▸ **What you are asked to do**
Records follow. Select each line holding "mano".

=-=-=-=-=

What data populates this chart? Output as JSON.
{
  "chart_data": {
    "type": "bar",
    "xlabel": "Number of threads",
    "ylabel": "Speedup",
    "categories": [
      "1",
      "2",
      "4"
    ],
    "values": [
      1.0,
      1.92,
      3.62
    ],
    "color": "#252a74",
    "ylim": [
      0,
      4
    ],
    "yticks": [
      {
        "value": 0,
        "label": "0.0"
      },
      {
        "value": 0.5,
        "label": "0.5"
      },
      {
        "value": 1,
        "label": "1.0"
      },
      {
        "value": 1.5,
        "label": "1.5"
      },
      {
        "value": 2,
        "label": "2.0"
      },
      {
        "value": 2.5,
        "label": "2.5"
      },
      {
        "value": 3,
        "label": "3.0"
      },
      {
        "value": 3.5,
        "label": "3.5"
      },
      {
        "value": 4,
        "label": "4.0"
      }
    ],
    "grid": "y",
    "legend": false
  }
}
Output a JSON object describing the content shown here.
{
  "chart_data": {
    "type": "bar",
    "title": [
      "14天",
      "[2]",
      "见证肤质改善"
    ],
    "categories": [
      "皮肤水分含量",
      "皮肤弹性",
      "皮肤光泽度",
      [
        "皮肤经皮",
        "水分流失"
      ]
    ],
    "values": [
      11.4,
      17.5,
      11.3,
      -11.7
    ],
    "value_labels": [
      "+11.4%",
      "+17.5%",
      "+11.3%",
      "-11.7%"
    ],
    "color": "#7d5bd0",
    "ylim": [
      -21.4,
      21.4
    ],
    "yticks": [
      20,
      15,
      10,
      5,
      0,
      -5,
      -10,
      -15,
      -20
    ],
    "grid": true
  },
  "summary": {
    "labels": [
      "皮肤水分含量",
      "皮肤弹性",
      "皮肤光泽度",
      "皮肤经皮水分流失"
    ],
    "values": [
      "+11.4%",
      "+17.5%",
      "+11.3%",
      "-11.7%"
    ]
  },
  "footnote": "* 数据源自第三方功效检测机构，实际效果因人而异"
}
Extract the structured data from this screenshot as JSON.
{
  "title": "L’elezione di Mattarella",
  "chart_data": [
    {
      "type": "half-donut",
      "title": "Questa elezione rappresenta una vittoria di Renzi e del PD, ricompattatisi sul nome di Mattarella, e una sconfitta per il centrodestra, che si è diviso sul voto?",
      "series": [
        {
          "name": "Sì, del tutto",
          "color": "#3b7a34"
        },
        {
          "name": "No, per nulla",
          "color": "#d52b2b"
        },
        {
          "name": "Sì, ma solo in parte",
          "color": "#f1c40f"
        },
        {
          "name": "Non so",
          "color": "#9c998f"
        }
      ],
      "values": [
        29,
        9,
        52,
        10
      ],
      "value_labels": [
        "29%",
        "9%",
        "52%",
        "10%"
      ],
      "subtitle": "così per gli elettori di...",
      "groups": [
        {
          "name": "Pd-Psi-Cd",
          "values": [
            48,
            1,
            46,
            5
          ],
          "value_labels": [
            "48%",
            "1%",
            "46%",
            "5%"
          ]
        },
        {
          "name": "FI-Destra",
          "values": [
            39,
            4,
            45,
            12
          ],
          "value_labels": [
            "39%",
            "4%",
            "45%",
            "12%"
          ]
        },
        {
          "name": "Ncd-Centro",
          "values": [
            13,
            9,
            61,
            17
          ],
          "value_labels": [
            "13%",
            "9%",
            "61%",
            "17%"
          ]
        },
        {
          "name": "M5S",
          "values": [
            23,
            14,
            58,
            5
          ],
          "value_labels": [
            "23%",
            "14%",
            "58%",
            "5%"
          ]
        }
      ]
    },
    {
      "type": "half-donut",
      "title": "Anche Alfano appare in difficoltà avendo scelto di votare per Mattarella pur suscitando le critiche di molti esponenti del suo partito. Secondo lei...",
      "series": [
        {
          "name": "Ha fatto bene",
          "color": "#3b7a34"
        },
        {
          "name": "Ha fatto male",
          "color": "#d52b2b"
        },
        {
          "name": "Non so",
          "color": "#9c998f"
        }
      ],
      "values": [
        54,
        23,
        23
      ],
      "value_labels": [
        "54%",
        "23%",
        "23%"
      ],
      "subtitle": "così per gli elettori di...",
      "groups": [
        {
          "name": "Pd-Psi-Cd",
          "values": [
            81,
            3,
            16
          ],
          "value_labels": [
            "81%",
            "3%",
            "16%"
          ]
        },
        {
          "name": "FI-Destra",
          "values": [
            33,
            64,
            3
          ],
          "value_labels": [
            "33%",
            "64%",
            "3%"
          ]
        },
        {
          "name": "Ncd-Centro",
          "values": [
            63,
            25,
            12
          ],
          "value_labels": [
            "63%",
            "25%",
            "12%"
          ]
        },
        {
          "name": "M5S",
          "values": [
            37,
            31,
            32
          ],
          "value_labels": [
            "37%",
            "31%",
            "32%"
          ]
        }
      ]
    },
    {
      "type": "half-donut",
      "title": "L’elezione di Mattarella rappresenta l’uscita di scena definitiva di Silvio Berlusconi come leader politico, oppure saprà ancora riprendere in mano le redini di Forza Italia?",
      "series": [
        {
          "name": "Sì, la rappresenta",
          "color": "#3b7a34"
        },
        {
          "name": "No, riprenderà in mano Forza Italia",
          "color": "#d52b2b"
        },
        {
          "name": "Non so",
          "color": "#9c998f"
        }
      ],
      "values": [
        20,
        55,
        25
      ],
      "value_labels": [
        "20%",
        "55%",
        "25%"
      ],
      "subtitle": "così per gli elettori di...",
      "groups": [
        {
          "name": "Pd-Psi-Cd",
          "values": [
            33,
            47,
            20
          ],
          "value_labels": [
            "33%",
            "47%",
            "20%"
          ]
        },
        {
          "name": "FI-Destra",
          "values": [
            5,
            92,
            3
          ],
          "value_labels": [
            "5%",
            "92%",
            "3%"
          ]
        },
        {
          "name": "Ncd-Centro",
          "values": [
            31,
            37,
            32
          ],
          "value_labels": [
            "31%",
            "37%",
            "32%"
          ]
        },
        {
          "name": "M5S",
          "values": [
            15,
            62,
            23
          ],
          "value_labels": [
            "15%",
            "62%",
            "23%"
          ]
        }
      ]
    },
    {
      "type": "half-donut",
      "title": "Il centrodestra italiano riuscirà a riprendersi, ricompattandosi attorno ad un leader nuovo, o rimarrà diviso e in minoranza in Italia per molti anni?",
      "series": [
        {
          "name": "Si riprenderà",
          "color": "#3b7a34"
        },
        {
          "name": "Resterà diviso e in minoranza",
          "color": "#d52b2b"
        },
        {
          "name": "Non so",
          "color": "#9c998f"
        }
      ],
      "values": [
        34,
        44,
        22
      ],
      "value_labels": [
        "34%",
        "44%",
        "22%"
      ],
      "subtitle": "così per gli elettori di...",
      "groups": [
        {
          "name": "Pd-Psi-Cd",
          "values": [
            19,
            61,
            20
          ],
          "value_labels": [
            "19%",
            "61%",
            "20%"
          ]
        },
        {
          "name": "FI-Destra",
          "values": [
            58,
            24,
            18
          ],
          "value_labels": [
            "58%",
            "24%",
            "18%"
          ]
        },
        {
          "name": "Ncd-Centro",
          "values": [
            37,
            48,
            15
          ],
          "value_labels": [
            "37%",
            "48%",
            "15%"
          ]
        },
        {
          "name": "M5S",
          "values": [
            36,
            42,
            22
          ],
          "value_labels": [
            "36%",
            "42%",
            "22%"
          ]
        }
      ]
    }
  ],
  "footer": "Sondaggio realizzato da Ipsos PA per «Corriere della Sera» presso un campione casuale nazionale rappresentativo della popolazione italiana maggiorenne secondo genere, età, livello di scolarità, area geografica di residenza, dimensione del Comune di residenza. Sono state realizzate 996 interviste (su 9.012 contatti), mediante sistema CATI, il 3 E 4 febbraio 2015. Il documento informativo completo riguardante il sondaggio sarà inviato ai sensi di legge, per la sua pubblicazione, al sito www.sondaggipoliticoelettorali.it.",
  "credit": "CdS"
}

=-=-=-=-=

▸ **Output for this exercise**
      "title": "L’elezione di Mattarella rappresenta l’uscita di scena definitiva di Silvio Berlusconi come leader politico, oppure saprà ancora riprendere in mano le redini di Forza Italia?",
          "name": "No, riprenderà in mano Forza Italia",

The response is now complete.